:: YOUR OBJECTIVE ::
Copy, from the entries below, each line in which the string "JaCoText" appears.

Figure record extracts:
★ ★ ★
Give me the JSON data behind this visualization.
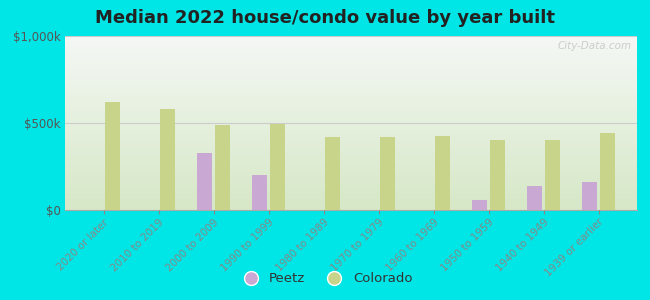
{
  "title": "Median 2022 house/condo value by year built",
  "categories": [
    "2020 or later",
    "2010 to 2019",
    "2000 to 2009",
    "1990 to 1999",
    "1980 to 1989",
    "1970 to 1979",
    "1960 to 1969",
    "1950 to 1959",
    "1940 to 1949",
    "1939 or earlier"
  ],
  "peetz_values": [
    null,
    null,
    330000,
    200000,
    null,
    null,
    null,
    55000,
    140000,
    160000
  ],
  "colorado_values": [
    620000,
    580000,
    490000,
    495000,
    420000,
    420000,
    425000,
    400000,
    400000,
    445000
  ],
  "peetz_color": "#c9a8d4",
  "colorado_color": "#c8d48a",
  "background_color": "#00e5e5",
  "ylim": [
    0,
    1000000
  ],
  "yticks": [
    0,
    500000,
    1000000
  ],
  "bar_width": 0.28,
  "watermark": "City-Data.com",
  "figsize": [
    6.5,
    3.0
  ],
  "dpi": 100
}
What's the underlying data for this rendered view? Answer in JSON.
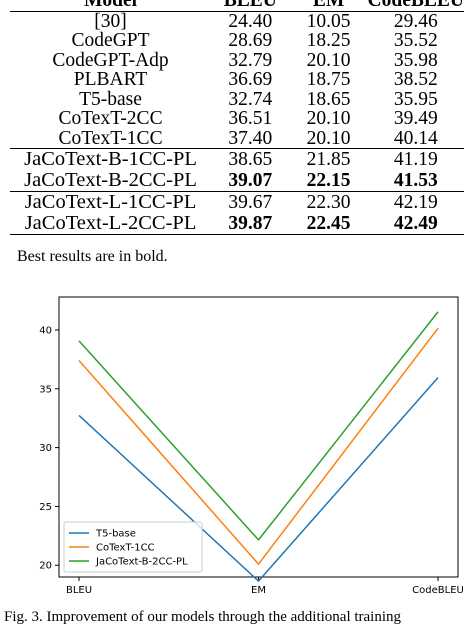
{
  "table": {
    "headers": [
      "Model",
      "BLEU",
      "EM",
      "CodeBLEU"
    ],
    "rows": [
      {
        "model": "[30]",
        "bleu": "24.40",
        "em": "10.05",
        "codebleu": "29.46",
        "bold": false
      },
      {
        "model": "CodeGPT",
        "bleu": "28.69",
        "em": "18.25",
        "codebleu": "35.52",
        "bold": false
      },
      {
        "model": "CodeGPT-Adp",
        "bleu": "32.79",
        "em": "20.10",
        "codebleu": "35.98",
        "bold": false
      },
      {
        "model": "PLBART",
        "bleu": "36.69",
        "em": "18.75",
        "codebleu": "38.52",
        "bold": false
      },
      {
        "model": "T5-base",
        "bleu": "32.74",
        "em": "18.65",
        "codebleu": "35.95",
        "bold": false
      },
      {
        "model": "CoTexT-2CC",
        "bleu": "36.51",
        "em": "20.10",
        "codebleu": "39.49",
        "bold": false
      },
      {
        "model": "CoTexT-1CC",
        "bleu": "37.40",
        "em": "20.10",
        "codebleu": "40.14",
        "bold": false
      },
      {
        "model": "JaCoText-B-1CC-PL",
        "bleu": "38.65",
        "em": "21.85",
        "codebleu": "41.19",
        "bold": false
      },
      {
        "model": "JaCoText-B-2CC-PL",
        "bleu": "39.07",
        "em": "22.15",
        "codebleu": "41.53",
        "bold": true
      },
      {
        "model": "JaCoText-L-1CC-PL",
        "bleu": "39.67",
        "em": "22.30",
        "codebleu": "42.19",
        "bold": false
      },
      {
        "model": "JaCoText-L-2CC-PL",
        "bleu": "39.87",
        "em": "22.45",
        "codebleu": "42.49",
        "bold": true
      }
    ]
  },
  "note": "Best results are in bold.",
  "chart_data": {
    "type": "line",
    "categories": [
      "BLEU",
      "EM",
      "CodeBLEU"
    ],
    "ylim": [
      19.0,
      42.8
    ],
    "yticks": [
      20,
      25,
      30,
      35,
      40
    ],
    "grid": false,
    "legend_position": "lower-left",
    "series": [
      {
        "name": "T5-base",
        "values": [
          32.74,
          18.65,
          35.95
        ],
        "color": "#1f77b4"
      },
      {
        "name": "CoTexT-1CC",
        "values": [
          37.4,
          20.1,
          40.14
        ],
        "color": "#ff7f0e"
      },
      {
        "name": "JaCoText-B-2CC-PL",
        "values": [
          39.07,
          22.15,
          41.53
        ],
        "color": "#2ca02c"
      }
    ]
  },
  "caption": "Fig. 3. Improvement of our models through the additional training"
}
★ ★ ★
:: RESULT OF THIS TASK ::
        "model": "JaCoText-B-1CC-PL",
        "model": "JaCoText-B-2CC-PL",
        "model": "JaCoText-L-1CC-PL",
        "model": "JaCoText-L-2CC-PL",
        "name": "JaCoText-B-2CC-PL",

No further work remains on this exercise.